[Boxed element items]
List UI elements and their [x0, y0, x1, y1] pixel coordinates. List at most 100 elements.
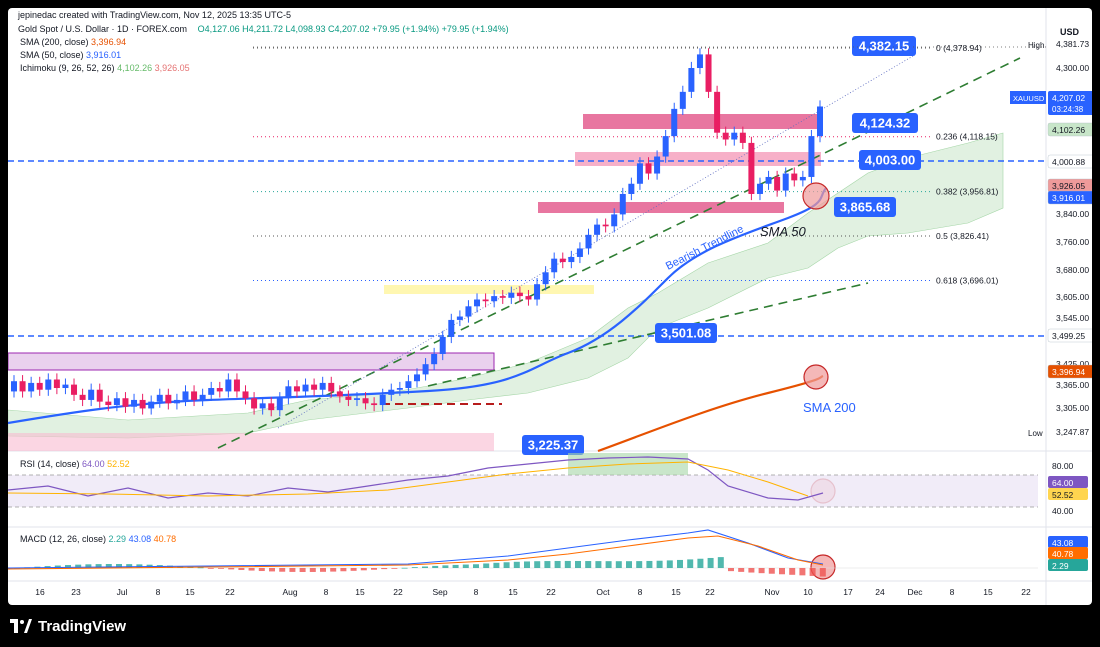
- candle-body: [311, 384, 318, 390]
- countdown-badge: 03:24:38: [1052, 105, 1084, 114]
- fib-label: 0 (4,378.94): [936, 43, 982, 53]
- macd-histogram-bar: [799, 568, 806, 576]
- macd-signal-line: [8, 535, 824, 570]
- candle-body: [431, 353, 438, 365]
- candle-body: [791, 173, 798, 181]
- macd-histogram-bar: [656, 560, 663, 568]
- candle-body: [182, 391, 189, 400]
- candle-body: [139, 399, 146, 409]
- candle-body: [722, 132, 729, 140]
- sma200-legend[interactable]: SMA (200, close) 3,396.94: [20, 37, 126, 47]
- candle-body: [491, 296, 498, 302]
- candle-body: [654, 156, 661, 174]
- candle-body: [276, 398, 283, 411]
- macd-histogram-bar: [289, 568, 296, 572]
- chart-svg[interactable]: 0 (4,378.94) 0.236 (4,118.15) 0.382 (3,956…: [8, 8, 1092, 605]
- macd-histogram-bar: [432, 565, 439, 568]
- macd-histogram-bar: [687, 559, 694, 568]
- sma200-label: SMA 200: [803, 400, 856, 415]
- time-axis-tick: 22: [1021, 587, 1031, 597]
- candle-body: [645, 163, 652, 174]
- macd-histogram-bar: [350, 568, 357, 571]
- macd-histogram-bar: [819, 568, 826, 577]
- rsi-badge-bg: [1048, 476, 1088, 488]
- chart-panel: jepinedac created with TradingView.com, …: [8, 8, 1092, 605]
- ichimoku-legend[interactable]: Ichimoku (9, 26, 52, 26) 4,102.26 3,926.…: [20, 63, 190, 73]
- time-axis-tick: Sep: [432, 587, 447, 597]
- macd-tick: 2.29: [1052, 561, 1069, 571]
- time-axis-tick: 22: [393, 587, 403, 597]
- zone-red-upper: [583, 114, 823, 129]
- candle-body: [499, 296, 506, 298]
- time-axis-tick: 15: [508, 587, 518, 597]
- macd-histogram-bar: [626, 561, 632, 568]
- price-callout-box: [655, 323, 717, 343]
- candle-body: [534, 284, 541, 300]
- candle-body: [165, 394, 172, 404]
- rsi-legend[interactable]: RSI (14, close) 64.00 52.52: [20, 459, 130, 469]
- macd-histogram-bar: [544, 561, 551, 568]
- candle-body: [122, 398, 129, 407]
- time-axis-tick: 15: [355, 587, 365, 597]
- current-price-badge-bg: [1048, 91, 1092, 115]
- symbol-title[interactable]: Gold Spot / U.S. Dollar · 1D · FOREX.com: [18, 24, 188, 34]
- candle-body: [396, 388, 403, 390]
- time-axis-tick: 15: [983, 587, 993, 597]
- candle-body: [748, 142, 755, 194]
- candle-body: [516, 292, 523, 297]
- candle-body: [345, 396, 352, 400]
- macd-histogram-bar: [299, 568, 306, 572]
- level-4000-badge-bg: [1047, 154, 1092, 169]
- time-axis-tick: 17: [843, 587, 853, 597]
- macd-histogram-bar: [105, 564, 112, 568]
- macd-histogram-bar: [748, 568, 755, 573]
- candle-body: [508, 292, 515, 298]
- price-callout-box: [852, 36, 916, 56]
- macd-histogram-bar: [779, 568, 785, 575]
- candle-body: [79, 394, 86, 400]
- candle-body: [551, 258, 558, 273]
- sma50-label: SMA 50: [760, 224, 807, 239]
- macd-legend-label: MACD (12, 26, close): [20, 534, 107, 544]
- macd-histogram-bar: [809, 568, 816, 576]
- macd-histogram-bar: [677, 559, 683, 568]
- macd-histogram-bar: [442, 565, 449, 568]
- candle-body: [353, 398, 360, 400]
- level-3499-badge: 3,499.25: [1052, 331, 1085, 341]
- macd-histogram-bar: [126, 564, 133, 568]
- ichimoku-a-badge-bg: [1047, 122, 1092, 137]
- macd-histogram-bar: [524, 561, 530, 568]
- candle-body: [319, 382, 326, 390]
- price-callout-label: 3,501.08: [661, 326, 712, 341]
- candle-body: [611, 214, 618, 227]
- rsi-tick: 80.00: [1052, 461, 1074, 471]
- sma50-legend-label: SMA (50, close): [20, 50, 84, 60]
- macd-histogram-bar: [636, 561, 643, 568]
- price-axis-tick: 3,545.00: [1056, 313, 1089, 323]
- sma50-legend[interactable]: SMA (50, close) 3,916.01: [20, 50, 121, 60]
- macd-histogram-bar: [493, 562, 500, 568]
- time-axis-tick: 8: [156, 587, 161, 597]
- macd-histogram-bar: [564, 560, 571, 568]
- candle-body: [28, 382, 35, 392]
- macd-histogram-bar: [707, 557, 714, 568]
- ichimoku-b-badge: 3,926.05: [1052, 181, 1085, 191]
- candle-body: [113, 398, 120, 406]
- low-label: Low: [1028, 429, 1043, 438]
- macd-histogram-bar: [513, 561, 520, 568]
- macd-histogram-bar: [738, 568, 745, 572]
- candle-body: [739, 132, 746, 143]
- macd-legend[interactable]: MACD (12, 26, close) 2.29 43.08 40.78: [20, 534, 176, 544]
- macd-histogram-bar: [534, 561, 541, 568]
- macd-histogram-bar: [207, 568, 214, 569]
- candle-body: [216, 388, 223, 392]
- macd-histogram-bar: [605, 561, 612, 568]
- macd-histogram-bar: [503, 562, 510, 568]
- macd-histogram-bar: [269, 568, 275, 572]
- macd-histogram-bar: [758, 568, 765, 574]
- candle-body: [191, 391, 198, 400]
- macd-histogram-bar: [248, 568, 255, 571]
- fib-label: 0.618 (3,696.01): [936, 275, 999, 285]
- high-label: High: [1028, 41, 1044, 50]
- price-axis-tick: 3,425.00: [1056, 359, 1089, 369]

▶ **What you have to do**: Could you give the lines of the items above as a numbered list, with blank lines left out and the pictures omitted?

▶ **Response to this exercise**:
1. List UI elements and their [x0, y0, x1, y1] pixel coordinates. List at most 100 elements.
2. - candle-body: [311, 384, 318, 390]
3. - countdown-badge: 03:24:38: [1052, 105, 1084, 114]
4. - fib-label: 0 (4,378.94): [936, 43, 982, 53]
5. - macd-histogram-bar: [799, 568, 806, 576]
6. - macd-signal-line: [8, 535, 824, 570]
7. - candle-body: [431, 353, 438, 365]
8. - candle-body: [791, 173, 798, 181]
9. - macd-histogram-bar: [656, 560, 663, 568]
10. - candle-body: [182, 391, 189, 400]
11. - candle-body: [139, 399, 146, 409]
12. - candle-body: [722, 132, 729, 140]
13. - sma200-legend[interactable]: SMA (200, close) 3,396.94: [20, 37, 126, 47]
14. - candle-body: [491, 296, 498, 302]
15. - candle-body: [654, 156, 661, 174]
16. - candle-body: [276, 398, 283, 411]
17. - macd-histogram-bar: [289, 568, 296, 572]
18. - chart-svg[interactable]: 0 (4,378.94) 0.236 (4,118.15) 0.382 (3,956…: [8, 8, 1092, 605]
19. - macd-histogram-bar: [432, 565, 439, 568]
20. - macd-histogram-bar: [687, 559, 694, 568]
21. - sma200-label: SMA 200: [803, 400, 856, 415]
22. - time-axis-tick: 22: [1021, 587, 1031, 597]
23. - candle-body: [645, 163, 652, 174]
24. - macd-histogram-bar: [350, 568, 357, 571]
25. - macd-histogram-bar: [819, 568, 826, 577]
26. - rsi-badge-bg: [1048, 476, 1088, 488]
27. - chart-panel: jepinedac created with TradingView.com, …: [8, 8, 1092, 605]
28. - ichimoku-legend[interactable]: Ichimoku (9, 26, 52, 26) 4,102.26 3,926.…: [20, 63, 190, 73]
29. - time-axis-tick: Sep: [432, 587, 447, 597]
30. - macd-tick: 2.29: [1052, 561, 1069, 571]
31. - time-axis-tick: 22: [393, 587, 403, 597]
32. - zone-red-upper: [583, 114, 823, 129]
33. - candle-body: [499, 296, 506, 298]
34. - time-axis-tick: 15: [508, 587, 518, 597]
35. - macd-histogram-bar: [626, 561, 632, 568]
36. - price-callout-box: [655, 323, 717, 343]
37. - candle-body: [534, 284, 541, 300]
38. - candle-body: [165, 394, 172, 404]
39. - rsi-legend[interactable]: RSI (14, close) 64.00 52.52: [20, 459, 130, 469]
40. - macd-histogram-bar: [544, 561, 551, 568]
41. - candle-body: [122, 398, 129, 407]
42. - time-axis-tick: 15: [355, 587, 365, 597]
43. - current-price-badge-bg: [1048, 91, 1092, 115]
44. - symbol-title[interactable]: Gold Spot / U.S. Dollar · 1D · FOREX.com: [18, 24, 188, 34]
45. - candle-body: [396, 388, 403, 390]
46. - time-axis-tick: 15: [983, 587, 993, 597]
47. - candle-body: [748, 142, 755, 194]
48. - candle-body: [516, 292, 523, 297]
49. - candle-body: [345, 396, 352, 400]
50. - macd-histogram-bar: [299, 568, 306, 572]
51. - level-4000-badge-bg: [1047, 154, 1092, 169]
52. - time-axis-tick: 17: [843, 587, 853, 597]
53. - macd-histogram-bar: [105, 564, 112, 568]
54. - macd-histogram-bar: [748, 568, 755, 573]
55. - candle-body: [508, 292, 515, 298]
56. - price-callout-box: [852, 36, 916, 56]
57. - macd-histogram-bar: [779, 568, 785, 575]
58. - candle-body: [79, 394, 86, 400]
59. - candle-body: [551, 258, 558, 273]
60. - sma50-label: SMA 50: [760, 224, 807, 239]
61. - macd-legend-label: MACD (12, 26, close): [20, 534, 107, 544]
62. - macd-histogram-bar: [809, 568, 816, 576]
63. - macd-histogram-bar: [677, 559, 683, 568]
64. - macd-histogram-bar: [442, 565, 449, 568]
65. - candle-body: [353, 398, 360, 400]
66. - level-3499-badge: 3,499.25: [1052, 331, 1085, 341]
67. - macd-histogram-bar: [126, 564, 133, 568]
68. - ichimoku-a-badge-bg: [1047, 122, 1092, 137]
69. - macd-histogram-bar: [524, 561, 530, 568]
70. - candle-body: [319, 382, 326, 390]
71. - price-callout-label: 3,501.08: [661, 326, 712, 341]
72. - candle-body: [611, 214, 618, 227]
73. - rsi-tick: 80.00: [1052, 461, 1074, 471]
74. - sma50-legend-label: SMA (50, close): [20, 50, 84, 60]
75. - macd-histogram-bar: [636, 561, 643, 568]
76. - price-axis-tick: 3,545.00: [1056, 313, 1089, 323]
77. - sma50-legend[interactable]: SMA (50, close) 3,916.01: [20, 50, 121, 60]
78. - macd-histogram-bar: [493, 562, 500, 568]
79. - time-axis-tick: 8: [156, 587, 161, 597]
80. - macd-histogram-bar: [564, 560, 571, 568]
81. - candle-body: [28, 382, 35, 392]
82. - macd-histogram-bar: [707, 557, 714, 568]
83. - ichimoku-b-badge: 3,926.05: [1052, 181, 1085, 191]
84. - candle-body: [113, 398, 120, 406]
85. - low-label: Low: [1028, 429, 1043, 438]
86. - macd-histogram-bar: [513, 561, 520, 568]
87. - macd-histogram-bar: [738, 568, 745, 572]
88. - candle-body: [739, 132, 746, 143]
89. - macd-legend[interactable]: MACD (12, 26, close) 2.29 43.08 40.78: [20, 534, 176, 544]
90. - macd-histogram-bar: [534, 561, 541, 568]
91. - macd-histogram-bar: [207, 568, 214, 569]
92. - candle-body: [216, 388, 223, 392]
93. - macd-histogram-bar: [605, 561, 612, 568]
94. - macd-histogram-bar: [503, 562, 510, 568]
95. - macd-histogram-bar: [269, 568, 275, 572]
96. - macd-histogram-bar: [758, 568, 765, 574]
97. - candle-body: [191, 391, 198, 400]
98. - macd-histogram-bar: [248, 568, 255, 571]
99. - fib-label: 0.618 (3,696.01): [936, 275, 999, 285]
100. - high-label: High: [1028, 41, 1044, 50]
101. - price-axis-tick: 3,425.00: [1056, 359, 1089, 369]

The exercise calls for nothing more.